:: Information provided ::
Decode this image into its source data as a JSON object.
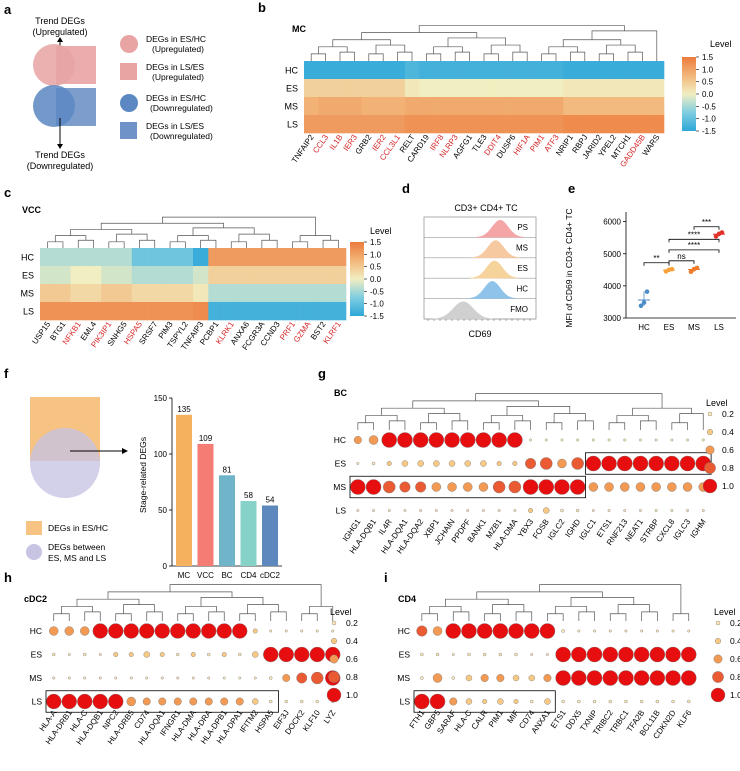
{
  "colors": {
    "heat_stops": [
      "#2ea7d8",
      "#7fcde0",
      "#f1eec1",
      "#f2b67a",
      "#ec7b3d"
    ],
    "dot_fill": [
      "#fbe7b7",
      "#f7c983",
      "#f29a53",
      "#ea5a33",
      "#e60e0e"
    ],
    "up_circle": "#e8a3a3",
    "up_square": "#e8a3a3",
    "down_circle": "#5b87c2",
    "down_square": "#6f93c8",
    "red_label": "#d62728",
    "panel_f_square": "#f6c383",
    "panel_f_circle": "#c6c3e3",
    "bars": [
      "#f6b15e",
      "#f47c74",
      "#6fb4c9",
      "#86d1c8",
      "#5d88be"
    ],
    "ridge": [
      "#f4a6a6",
      "#f7c9a0",
      "#f7d39c",
      "#8fc3ea",
      "#d0d0d0"
    ],
    "dots_e": [
      "#4c8cc9",
      "#f7a33a",
      "#f07a2a",
      "#e3322b"
    ]
  },
  "panel_a": {
    "letter": "a",
    "trend_up": [
      "Trend DEGs",
      "(Upregulated)"
    ],
    "trend_down": [
      "Trend DEGs",
      "(Downregulated)"
    ],
    "legend": [
      {
        "line1": "DEGs in ES/HC",
        "line2": "(Upregulated)",
        "shape": "circle",
        "color_key": "up_circle"
      },
      {
        "line1": "DEGs in LS/ES",
        "line2": "(Upregulated)",
        "shape": "square",
        "color_key": "up_square"
      },
      {
        "line1": "DEGs in ES/HC",
        "line2": "(Downregulated)",
        "shape": "circle",
        "color_key": "down_circle"
      },
      {
        "line1": "DEGs in LS/ES",
        "line2": "(Downregulated)",
        "shape": "square",
        "color_key": "down_square"
      }
    ]
  },
  "panel_b": {
    "letter": "b",
    "title": "MC",
    "rows": [
      "HC",
      "ES",
      "MS",
      "LS"
    ],
    "genes": [
      "TNFAIP2",
      "CCL3",
      "IL1B",
      "IER3",
      "GRB2",
      "IER2",
      "CCL3L1",
      "RELT",
      "CARD19",
      "IRF8",
      "NLRP3",
      "AGFG1",
      "TLE3",
      "DDIT4",
      "DUSP6",
      "HIF1A",
      "PIM1",
      "ATF3",
      "NRIP1",
      "RBPJ",
      "JARID2",
      "YPEL2",
      "MTCH1",
      "GADD45B",
      "WARS"
    ],
    "red_genes": [
      "CCL3",
      "IL1B",
      "IER3",
      "IER2",
      "CCL3L1",
      "IRF8",
      "NLRP3",
      "DDIT4",
      "HIF1A",
      "PIM1",
      "ATF3",
      "GADD45B"
    ],
    "values": [
      [
        -1.4,
        -1.4,
        -1.4,
        -1.4,
        -1.4,
        -1.4,
        -1.4,
        -1.2,
        -1.3,
        -1.3,
        -1.3,
        -1.3,
        -1.3,
        -1.3,
        -1.3,
        -1.3,
        -1.3,
        -1.3,
        -1.4,
        -1.4,
        -1.4,
        -1.4,
        -1.4,
        -1.4,
        -1.4
      ],
      [
        0.4,
        0.4,
        0.4,
        0.4,
        0.4,
        0.4,
        0.4,
        0.1,
        0.0,
        0.0,
        0.0,
        0.0,
        0.0,
        0.0,
        0.0,
        0.0,
        0.0,
        0.0,
        0.1,
        0.1,
        0.1,
        0.1,
        0.1,
        0.1,
        0.1
      ],
      [
        0.8,
        0.9,
        0.9,
        0.9,
        0.8,
        0.8,
        0.8,
        0.9,
        0.9,
        0.9,
        0.9,
        0.9,
        0.9,
        0.9,
        0.9,
        0.9,
        0.9,
        0.9,
        0.7,
        0.7,
        0.7,
        0.7,
        0.7,
        0.7,
        0.7
      ],
      [
        1.1,
        1.1,
        1.1,
        1.1,
        1.1,
        1.1,
        1.1,
        1.2,
        1.2,
        1.2,
        1.2,
        1.2,
        1.2,
        1.2,
        1.2,
        1.2,
        1.2,
        1.2,
        1.3,
        1.3,
        1.3,
        1.3,
        1.3,
        1.3,
        1.3
      ]
    ],
    "legend_title": "Level",
    "legend_ticks": [
      "1.5",
      "1.0",
      "0.5",
      "0.0",
      "-0.5",
      "-1.0",
      "-1.5"
    ]
  },
  "panel_c": {
    "letter": "c",
    "title": "VCC",
    "rows": [
      "HC",
      "ES",
      "MS",
      "LS"
    ],
    "genes": [
      "USP15",
      "BTG1",
      "NFKB1",
      "EML4",
      "PIK3IP1",
      "SNHG5",
      "HSPA5",
      "SRSF7",
      "PIM3",
      "TSPYL2",
      "TNFAIP3",
      "PCBP1",
      "KLRK1",
      "ANXA6",
      "FCGR3A",
      "CCND3",
      "PRF1",
      "GZMA",
      "BST2",
      "KLRF1"
    ],
    "red_genes": [
      "NFKB1",
      "PIK3IP1",
      "HSPA5",
      "KLRK1",
      "PRF1",
      "GZMA",
      "KLRF1"
    ],
    "values": [
      [
        -0.4,
        -0.4,
        -0.4,
        -0.4,
        -0.4,
        -0.4,
        -0.9,
        -0.9,
        -0.9,
        -0.9,
        -1.4,
        1.1,
        1.1,
        1.1,
        1.1,
        1.1,
        1.1,
        1.1,
        1.1,
        1.1
      ],
      [
        -0.2,
        -0.2,
        0.0,
        0.0,
        -0.2,
        -0.2,
        -0.4,
        -0.4,
        -0.4,
        -0.4,
        -0.2,
        0.4,
        0.4,
        0.4,
        0.4,
        0.4,
        0.4,
        0.4,
        0.4,
        0.4
      ],
      [
        0.5,
        0.5,
        0.3,
        0.3,
        0.5,
        0.5,
        0.3,
        0.3,
        0.3,
        0.3,
        0.1,
        -0.4,
        -0.4,
        -0.4,
        -0.4,
        -0.4,
        -0.4,
        -0.4,
        -0.4,
        -0.4
      ],
      [
        1.2,
        1.2,
        1.2,
        1.2,
        1.2,
        1.2,
        1.2,
        1.2,
        1.2,
        1.2,
        1.3,
        -1.3,
        -1.3,
        -1.3,
        -1.3,
        -1.3,
        -1.3,
        -1.3,
        -1.3,
        -1.3
      ]
    ],
    "legend_title": "Level",
    "legend_ticks": [
      "1.5",
      "1.0",
      "0.5",
      "0.0",
      "-0.5",
      "-1.0",
      "-1.5"
    ]
  },
  "panel_d": {
    "letter": "d",
    "title": "CD3+ CD4+ TC",
    "tracks": [
      "PS",
      "MS",
      "ES",
      "HC",
      "FMO"
    ],
    "xlabel": "CD69"
  },
  "panel_e": {
    "letter": "e",
    "ylabel": "MFI of CD69 in CD3+ CD4+ TC",
    "categories": [
      "HC",
      "ES",
      "MS",
      "LS"
    ],
    "yticks": [
      "3000",
      "4000",
      "5000",
      "6000"
    ],
    "ylim": [
      3000,
      6300
    ],
    "points": [
      [
        3380,
        3480,
        3820
      ],
      [
        4450,
        4500,
        4520
      ],
      [
        4440,
        4520,
        4560
      ],
      [
        5540,
        5620,
        5660
      ]
    ],
    "means": [
      3560,
      4490,
      4510,
      5610
    ],
    "sig": [
      {
        "label": "**",
        "from": 0,
        "to": 1,
        "y": 4720
      },
      {
        "label": "ns",
        "from": 1,
        "to": 2,
        "y": 4780
      },
      {
        "label": "****",
        "from": 1,
        "to": 3,
        "y": 5120
      },
      {
        "label": "****",
        "from": 1,
        "to": 3,
        "y": 5450
      },
      {
        "label": "***",
        "from": 2,
        "to": 3,
        "y": 5840
      }
    ]
  },
  "panel_f": {
    "letter": "f",
    "legend": [
      "DEGs in ES/HC",
      "DEGs between",
      "ES, MS and LS"
    ],
    "chart_data": {
      "type": "bar",
      "categories": [
        "MC",
        "VCC",
        "BC",
        "CD4",
        "cDC2"
      ],
      "values": [
        135,
        109,
        81,
        58,
        54
      ],
      "ylabel": "Stage-related DEGs",
      "ylim": [
        0,
        150
      ],
      "yticks": [
        "0",
        "50",
        "100",
        "150"
      ]
    }
  },
  "panel_g": {
    "letter": "g",
    "title": "BC",
    "rows": [
      "HC",
      "ES",
      "MS",
      "LS"
    ],
    "genes": [
      "IGHG1",
      "HLA-DQB1",
      "IL4R",
      "HLA-DQA1",
      "HLA-DQA2",
      "XBP1",
      "JCHAIN",
      "PPDPF",
      "BANK1",
      "MZB1",
      "HLA-DMA",
      "YBX3",
      "FOSB",
      "IGLC2",
      "IGHD",
      "IGLC1",
      "ETS1",
      "RNF213",
      "NEAT1",
      "STRBP",
      "CXCL8",
      "IGLC3",
      "IGHM"
    ],
    "levels": [
      [
        0.5,
        0.6,
        1,
        1,
        1,
        1,
        1,
        1,
        1,
        1,
        1,
        0.1,
        0.1,
        0.1,
        0.1,
        0.1,
        0.1,
        0.1,
        0.1,
        0.1,
        0.1,
        0.1,
        0.1
      ],
      [
        0.1,
        0.2,
        0.3,
        0.4,
        0.4,
        0.4,
        0.4,
        0.4,
        0.4,
        0.3,
        0.3,
        0.7,
        0.8,
        0.6,
        0.8,
        1,
        1,
        1,
        1,
        1,
        1,
        1,
        1
      ],
      [
        1,
        1,
        0.8,
        0.7,
        0.7,
        0.6,
        0.6,
        0.6,
        0.6,
        0.8,
        0.8,
        1,
        1,
        1,
        1,
        0.6,
        0.6,
        0.6,
        0.6,
        0.6,
        0.6,
        0.6,
        0.6
      ],
      [
        0.1,
        0.1,
        0.1,
        0.1,
        0.1,
        0.1,
        0.1,
        0.1,
        0.1,
        0.1,
        0.1,
        0.3,
        0.4,
        0.2,
        0.2,
        0.1,
        0.1,
        0.1,
        0.1,
        0.1,
        0.1,
        0.1,
        0.1
      ]
    ],
    "legend_title": "Level",
    "legend_vals": [
      "0.2",
      "0.4",
      "0.6",
      "0.8",
      "1.0"
    ]
  },
  "panel_h": {
    "letter": "h",
    "title": "cDC2",
    "rows": [
      "HC",
      "ES",
      "MS",
      "LS"
    ],
    "genes": [
      "HLA-A",
      "HLA-DRB1",
      "HLA-C",
      "HLA-DQB1",
      "NPC2",
      "HLA-DRB5",
      "CD74",
      "HLA-DQA1",
      "IFNGR1",
      "HLA-DMA",
      "HLA-DRA",
      "HLA-DPB1",
      "HLA-DPA1",
      "IFITM2",
      "HSPA5",
      "EIF3J",
      "DOCK2",
      "KLF10",
      "LYZ"
    ],
    "levels": [
      [
        0.6,
        0.6,
        0.6,
        1,
        1,
        1,
        1,
        1,
        1,
        1,
        1,
        1,
        1,
        0.3,
        0.1,
        0.1,
        0.1,
        0.1,
        0.1
      ],
      [
        0.2,
        0.1,
        0.2,
        0.1,
        0.3,
        0.3,
        0.4,
        0.3,
        0.2,
        0.3,
        0.2,
        0.3,
        0.2,
        0.4,
        1,
        1,
        1,
        1,
        1
      ],
      [
        0.1,
        0.1,
        0.1,
        0.1,
        0.1,
        0.1,
        0.1,
        0.1,
        0.1,
        0.1,
        0.1,
        0.1,
        0.1,
        0.1,
        0.2,
        0.5,
        0.7,
        0.8,
        1
      ],
      [
        1,
        1,
        1,
        1,
        1,
        0.6,
        0.5,
        0.5,
        0.5,
        0.5,
        0.5,
        0.5,
        0.5,
        0.4,
        0.2,
        0.2,
        0.2,
        0.2,
        0.2
      ]
    ],
    "legend_title": "Level",
    "legend_vals": [
      "0.2",
      "0.4",
      "0.6",
      "0.8",
      "1.0"
    ]
  },
  "panel_i": {
    "letter": "i",
    "title": "CD4",
    "rows": [
      "HC",
      "ES",
      "MS",
      "LS"
    ],
    "genes": [
      "FTH1",
      "GBP5",
      "SARAF",
      "HLA-C",
      "CALR",
      "PIM1",
      "MIF",
      "CD74",
      "ANXA1",
      "ETS1",
      "DDX5",
      "TXNIP",
      "TRIBC2",
      "TRBC1",
      "TFA2B",
      "BCL11B",
      "CDKN2D",
      "KLF6"
    ],
    "levels": [
      [
        0.7,
        0.6,
        1,
        1,
        1,
        1,
        1,
        1,
        1,
        0.2,
        0.1,
        0.1,
        0.1,
        0.1,
        0.1,
        0.1,
        0.1,
        0.1
      ],
      [
        0.2,
        0.2,
        0.1,
        0.2,
        0.2,
        0.2,
        0.2,
        0.1,
        0.1,
        1,
        1,
        1,
        1,
        1,
        1,
        1,
        1,
        1
      ],
      [
        0.2,
        0.6,
        0.2,
        0.4,
        0.5,
        0.5,
        0.4,
        0.4,
        0.5,
        1,
        1,
        1,
        1,
        1,
        1,
        1,
        1,
        1
      ],
      [
        1,
        1,
        0.5,
        0.4,
        0.3,
        0.4,
        0.3,
        0.2,
        0.4,
        0.2,
        0.2,
        0.2,
        0.2,
        0.2,
        0.2,
        0.2,
        0.2,
        0.2
      ]
    ],
    "legend_title": "Level",
    "legend_vals": [
      "0.2",
      "0.4",
      "0.6",
      "0.8",
      "1.0"
    ]
  }
}
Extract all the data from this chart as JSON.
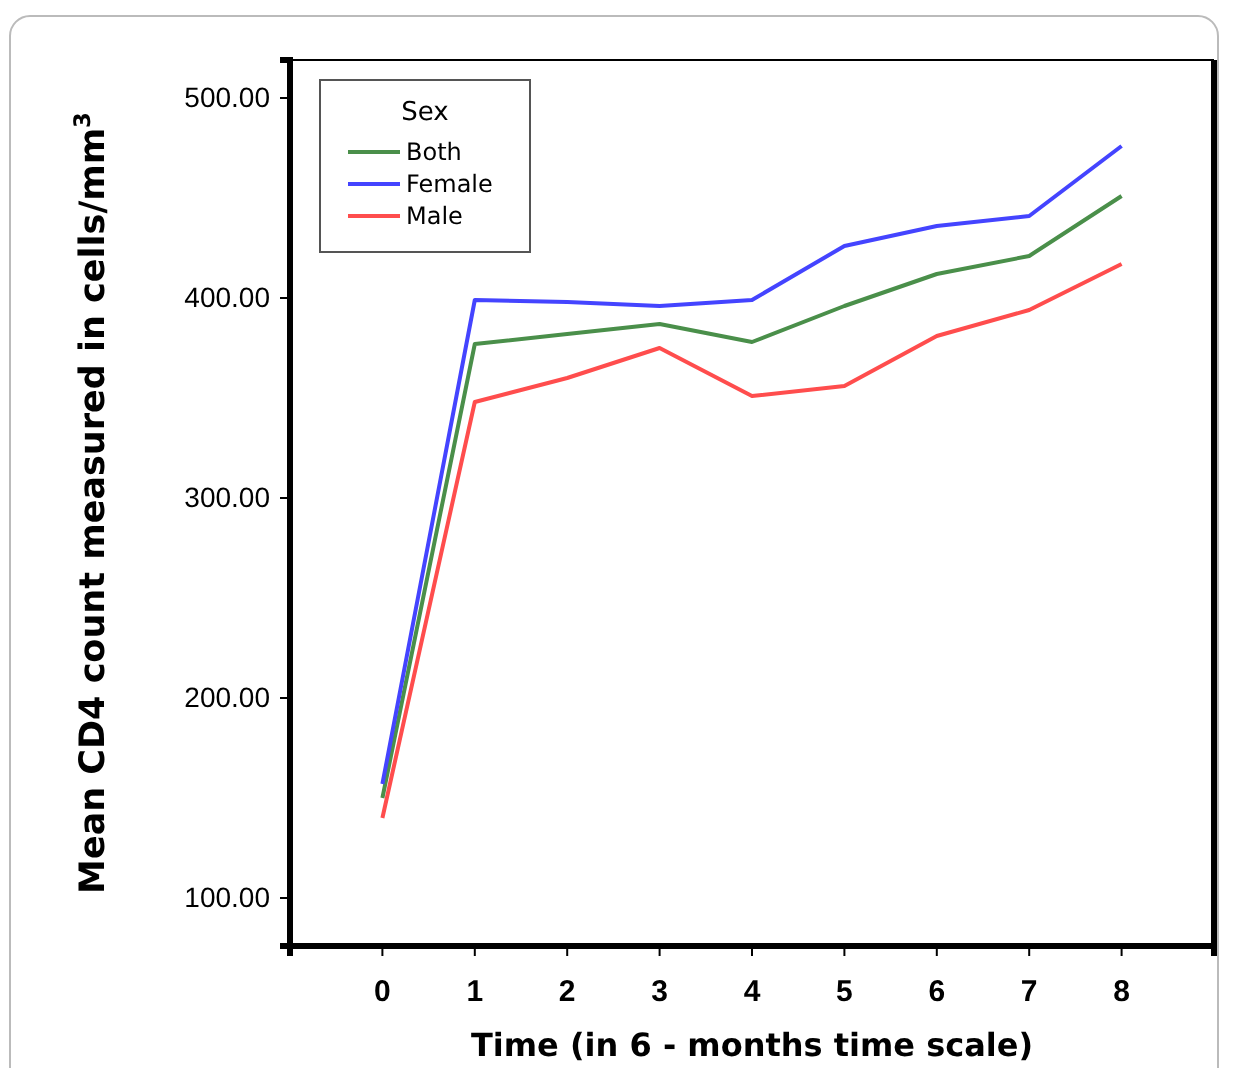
{
  "chart_data": {
    "type": "line",
    "xlabel": "Time (in 6 - months time scale)",
    "ylabel": "Mean CD4 count measured in cells/mm$^{3}$",
    "legend_title": "Sex",
    "legend": "top left",
    "grid": false,
    "marker": "none",
    "line_style": "solid",
    "x": [
      0,
      1,
      2,
      3,
      4,
      5,
      6,
      7,
      8
    ],
    "xlim": [
      -1,
      9
    ],
    "xticks": [
      0,
      1,
      2,
      3,
      4,
      5,
      6,
      7,
      8
    ],
    "ylim": [
      76,
      519
    ],
    "yticks": [
      {
        "value": 100,
        "label": "100.00"
      },
      {
        "value": 200,
        "label": "200.00"
      },
      {
        "value": 300,
        "label": "300.00"
      },
      {
        "value": 400,
        "label": "400.00"
      },
      {
        "value": 500,
        "label": "500.00"
      }
    ],
    "series": [
      {
        "name": "Both",
        "color": "#4a8f4a",
        "values": [
          150,
          377,
          382,
          387,
          378,
          396,
          412,
          421,
          451
        ]
      },
      {
        "name": "Female",
        "color": "#4444ff",
        "values": [
          157,
          399,
          398,
          396,
          399,
          426,
          436,
          441,
          476
        ]
      },
      {
        "name": "Male",
        "color": "#ff4d4d",
        "values": [
          140,
          348,
          360,
          375,
          351,
          356,
          381,
          394,
          417
        ]
      }
    ]
  }
}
:::
* Work request
Nothing but the lines from the line with "Extract all the data from this chart as JSON." through the last line of the listing above should be repeated, and pictures should be left out.

* Output of the exercise
Extract all the data from this chart as JSON.
{
  "chart_data": {
    "type": "line",
    "xlabel": "Time (in 6 - months time scale)",
    "ylabel": "Mean CD4 count measured in cells/mm$^{3}$",
    "legend_title": "Sex",
    "legend": "top left",
    "grid": false,
    "marker": "none",
    "line_style": "solid",
    "x": [
      0,
      1,
      2,
      3,
      4,
      5,
      6,
      7,
      8
    ],
    "xlim": [
      -1,
      9
    ],
    "xticks": [
      0,
      1,
      2,
      3,
      4,
      5,
      6,
      7,
      8
    ],
    "ylim": [
      76,
      519
    ],
    "yticks": [
      {
        "value": 100,
        "label": "100.00"
      },
      {
        "value": 200,
        "label": "200.00"
      },
      {
        "value": 300,
        "label": "300.00"
      },
      {
        "value": 400,
        "label": "400.00"
      },
      {
        "value": 500,
        "label": "500.00"
      }
    ],
    "series": [
      {
        "name": "Both",
        "color": "#4a8f4a",
        "values": [
          150,
          377,
          382,
          387,
          378,
          396,
          412,
          421,
          451
        ]
      },
      {
        "name": "Female",
        "color": "#4444ff",
        "values": [
          157,
          399,
          398,
          396,
          399,
          426,
          436,
          441,
          476
        ]
      },
      {
        "name": "Male",
        "color": "#ff4d4d",
        "values": [
          140,
          348,
          360,
          375,
          351,
          356,
          381,
          394,
          417
        ]
      }
    ]
  }
}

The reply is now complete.